───── Entries shown ─────

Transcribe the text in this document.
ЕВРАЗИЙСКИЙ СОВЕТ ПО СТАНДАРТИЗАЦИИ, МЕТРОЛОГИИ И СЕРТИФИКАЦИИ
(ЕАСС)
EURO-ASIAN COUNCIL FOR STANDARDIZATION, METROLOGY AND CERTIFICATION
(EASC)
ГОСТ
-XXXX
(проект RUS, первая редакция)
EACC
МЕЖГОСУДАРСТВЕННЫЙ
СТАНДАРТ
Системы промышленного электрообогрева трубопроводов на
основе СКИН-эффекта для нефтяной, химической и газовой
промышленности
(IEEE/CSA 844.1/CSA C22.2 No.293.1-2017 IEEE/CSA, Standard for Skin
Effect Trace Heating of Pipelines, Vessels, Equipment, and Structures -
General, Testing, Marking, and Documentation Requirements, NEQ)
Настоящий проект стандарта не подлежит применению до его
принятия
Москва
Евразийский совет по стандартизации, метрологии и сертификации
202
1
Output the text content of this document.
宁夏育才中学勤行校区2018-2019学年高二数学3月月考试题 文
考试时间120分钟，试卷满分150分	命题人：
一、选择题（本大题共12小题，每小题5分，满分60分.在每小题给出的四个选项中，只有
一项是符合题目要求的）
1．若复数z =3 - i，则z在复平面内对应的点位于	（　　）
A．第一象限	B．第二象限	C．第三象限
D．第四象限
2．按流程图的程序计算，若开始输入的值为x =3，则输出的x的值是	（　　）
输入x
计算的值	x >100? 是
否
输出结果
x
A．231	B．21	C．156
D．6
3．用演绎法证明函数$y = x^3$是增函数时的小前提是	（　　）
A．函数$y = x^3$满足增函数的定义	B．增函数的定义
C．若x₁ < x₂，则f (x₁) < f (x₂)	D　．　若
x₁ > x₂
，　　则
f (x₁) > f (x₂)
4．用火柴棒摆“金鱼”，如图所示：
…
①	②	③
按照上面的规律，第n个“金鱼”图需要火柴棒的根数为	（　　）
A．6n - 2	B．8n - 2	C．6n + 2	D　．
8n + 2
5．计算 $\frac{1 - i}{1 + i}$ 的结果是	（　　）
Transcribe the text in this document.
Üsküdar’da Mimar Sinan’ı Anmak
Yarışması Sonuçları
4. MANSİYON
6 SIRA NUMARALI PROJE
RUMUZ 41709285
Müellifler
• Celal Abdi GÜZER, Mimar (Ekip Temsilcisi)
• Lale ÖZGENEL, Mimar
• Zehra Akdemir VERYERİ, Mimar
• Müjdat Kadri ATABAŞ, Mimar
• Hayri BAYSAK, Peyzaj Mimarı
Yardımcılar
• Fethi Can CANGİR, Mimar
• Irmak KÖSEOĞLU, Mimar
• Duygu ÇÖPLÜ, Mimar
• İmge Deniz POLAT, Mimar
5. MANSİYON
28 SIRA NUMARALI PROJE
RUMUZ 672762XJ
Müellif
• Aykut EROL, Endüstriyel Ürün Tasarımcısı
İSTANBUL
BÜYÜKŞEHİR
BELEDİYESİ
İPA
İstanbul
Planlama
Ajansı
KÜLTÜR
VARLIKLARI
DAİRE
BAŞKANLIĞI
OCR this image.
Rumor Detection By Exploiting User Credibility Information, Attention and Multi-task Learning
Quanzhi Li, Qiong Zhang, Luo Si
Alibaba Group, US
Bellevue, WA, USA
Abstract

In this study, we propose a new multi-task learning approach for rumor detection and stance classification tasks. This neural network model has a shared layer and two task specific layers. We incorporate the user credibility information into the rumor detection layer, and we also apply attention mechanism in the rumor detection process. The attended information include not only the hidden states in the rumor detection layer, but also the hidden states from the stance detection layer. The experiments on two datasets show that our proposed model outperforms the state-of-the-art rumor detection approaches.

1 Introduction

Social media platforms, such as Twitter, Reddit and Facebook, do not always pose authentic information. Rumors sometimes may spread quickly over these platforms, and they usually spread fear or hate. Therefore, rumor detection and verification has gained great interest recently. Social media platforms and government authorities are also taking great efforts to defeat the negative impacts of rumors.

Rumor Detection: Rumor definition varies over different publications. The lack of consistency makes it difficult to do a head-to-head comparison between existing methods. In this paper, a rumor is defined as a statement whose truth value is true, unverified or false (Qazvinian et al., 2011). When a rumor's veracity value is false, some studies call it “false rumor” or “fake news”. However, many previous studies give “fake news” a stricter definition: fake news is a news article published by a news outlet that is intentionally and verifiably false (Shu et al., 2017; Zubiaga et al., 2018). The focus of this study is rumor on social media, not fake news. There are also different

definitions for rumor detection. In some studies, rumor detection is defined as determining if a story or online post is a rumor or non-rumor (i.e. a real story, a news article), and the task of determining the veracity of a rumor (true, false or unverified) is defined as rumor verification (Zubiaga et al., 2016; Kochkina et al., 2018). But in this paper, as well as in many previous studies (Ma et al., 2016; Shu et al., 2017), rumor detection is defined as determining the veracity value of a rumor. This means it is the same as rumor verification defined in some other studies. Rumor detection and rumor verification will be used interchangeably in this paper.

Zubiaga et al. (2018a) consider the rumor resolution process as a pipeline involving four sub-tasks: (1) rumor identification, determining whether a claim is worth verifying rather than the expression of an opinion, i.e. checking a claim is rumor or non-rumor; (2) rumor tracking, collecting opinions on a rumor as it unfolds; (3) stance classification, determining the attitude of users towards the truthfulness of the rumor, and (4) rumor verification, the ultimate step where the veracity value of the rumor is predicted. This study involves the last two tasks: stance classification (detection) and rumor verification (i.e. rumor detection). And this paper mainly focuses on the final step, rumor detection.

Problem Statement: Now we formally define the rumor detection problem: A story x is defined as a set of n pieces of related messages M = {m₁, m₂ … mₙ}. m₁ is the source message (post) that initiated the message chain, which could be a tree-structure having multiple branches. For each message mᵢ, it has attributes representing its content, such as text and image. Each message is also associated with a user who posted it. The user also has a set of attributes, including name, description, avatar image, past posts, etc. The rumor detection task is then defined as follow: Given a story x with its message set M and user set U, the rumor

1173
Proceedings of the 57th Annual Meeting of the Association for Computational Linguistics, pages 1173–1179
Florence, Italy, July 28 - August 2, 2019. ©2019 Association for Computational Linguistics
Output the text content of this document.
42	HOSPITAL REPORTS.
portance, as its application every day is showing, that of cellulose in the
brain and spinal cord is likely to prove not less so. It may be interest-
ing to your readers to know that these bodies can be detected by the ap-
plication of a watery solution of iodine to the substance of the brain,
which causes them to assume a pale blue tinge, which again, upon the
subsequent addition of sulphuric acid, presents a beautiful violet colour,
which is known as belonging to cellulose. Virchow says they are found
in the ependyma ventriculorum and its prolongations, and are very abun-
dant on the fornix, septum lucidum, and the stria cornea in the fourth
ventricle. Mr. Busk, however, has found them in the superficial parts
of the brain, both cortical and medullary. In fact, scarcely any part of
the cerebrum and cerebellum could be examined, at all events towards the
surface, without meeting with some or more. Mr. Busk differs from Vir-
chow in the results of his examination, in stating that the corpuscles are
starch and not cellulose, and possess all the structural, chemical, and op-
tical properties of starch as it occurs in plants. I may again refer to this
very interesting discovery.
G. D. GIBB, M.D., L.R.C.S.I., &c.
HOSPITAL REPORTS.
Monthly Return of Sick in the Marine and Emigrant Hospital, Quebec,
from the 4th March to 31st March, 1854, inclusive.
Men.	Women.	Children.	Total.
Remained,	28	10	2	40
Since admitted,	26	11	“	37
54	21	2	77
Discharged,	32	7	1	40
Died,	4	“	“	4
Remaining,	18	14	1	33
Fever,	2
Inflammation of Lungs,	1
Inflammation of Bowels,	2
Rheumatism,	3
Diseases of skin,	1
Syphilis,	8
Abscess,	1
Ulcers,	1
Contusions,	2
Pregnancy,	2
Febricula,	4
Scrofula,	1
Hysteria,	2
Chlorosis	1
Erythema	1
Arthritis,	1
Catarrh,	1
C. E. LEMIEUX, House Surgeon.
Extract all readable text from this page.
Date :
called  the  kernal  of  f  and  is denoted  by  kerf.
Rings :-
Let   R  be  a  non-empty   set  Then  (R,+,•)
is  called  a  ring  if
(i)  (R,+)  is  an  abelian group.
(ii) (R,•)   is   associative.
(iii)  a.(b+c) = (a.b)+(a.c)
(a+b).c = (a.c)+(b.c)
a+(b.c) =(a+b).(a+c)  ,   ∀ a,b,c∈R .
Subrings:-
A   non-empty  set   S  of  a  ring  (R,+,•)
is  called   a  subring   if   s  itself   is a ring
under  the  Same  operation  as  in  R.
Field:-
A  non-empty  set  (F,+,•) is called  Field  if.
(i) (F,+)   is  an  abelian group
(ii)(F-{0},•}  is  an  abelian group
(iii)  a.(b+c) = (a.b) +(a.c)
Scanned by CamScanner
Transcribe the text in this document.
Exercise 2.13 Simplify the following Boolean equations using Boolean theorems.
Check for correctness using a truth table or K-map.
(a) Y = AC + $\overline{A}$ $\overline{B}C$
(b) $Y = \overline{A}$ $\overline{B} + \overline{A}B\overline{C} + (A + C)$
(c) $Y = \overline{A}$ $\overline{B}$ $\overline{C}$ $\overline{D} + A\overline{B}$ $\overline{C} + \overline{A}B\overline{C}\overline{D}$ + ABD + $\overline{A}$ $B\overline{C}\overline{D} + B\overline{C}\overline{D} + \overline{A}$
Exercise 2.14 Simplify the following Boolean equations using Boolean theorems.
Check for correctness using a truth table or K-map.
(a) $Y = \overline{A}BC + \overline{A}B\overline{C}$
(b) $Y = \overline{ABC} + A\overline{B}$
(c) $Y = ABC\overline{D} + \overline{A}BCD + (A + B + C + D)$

─────

## Short problem
Look through the entries and return every line where "previous" appears.

## Correct answer
Rumor Detection: Rumor definition varies over different publications. The lack of consistency makes it difficult to do a head-to-head comparison between existing methods. In this paper, a rumor is defined as a statement whose truth value is true, unverified or false (Qazvinian et al., 2011). When a rumor's veracity value is false, some studies call it “false rumor” or “fake news”. However, many previous studies give “fake news” a stricter definition: fake news is a news article published by a news outlet that is intentionally and verifiably false (Shu et al., 2017; Zubiaga et al., 2018). The focus of this study is rumor on social media, not fake news. There are also different
definitions for rumor detection. In some studies, rumor detection is defined as determining if a story or online post is a rumor or non-rumor (i.e. a real story, a news article), and the task of determining the veracity of a rumor (true, false or unverified) is defined as rumor verification (Zubiaga et al., 2016; Kochkina et al., 2018). But in this paper, as well as in many previous studies (Ma et al., 2016; Shu et al., 2017), rumor detection is defined as determining the veracity value of a rumor. This means it is the same as rumor verification defined in some other studies. Rumor detection and rumor verification will be used interchangeably in this paper.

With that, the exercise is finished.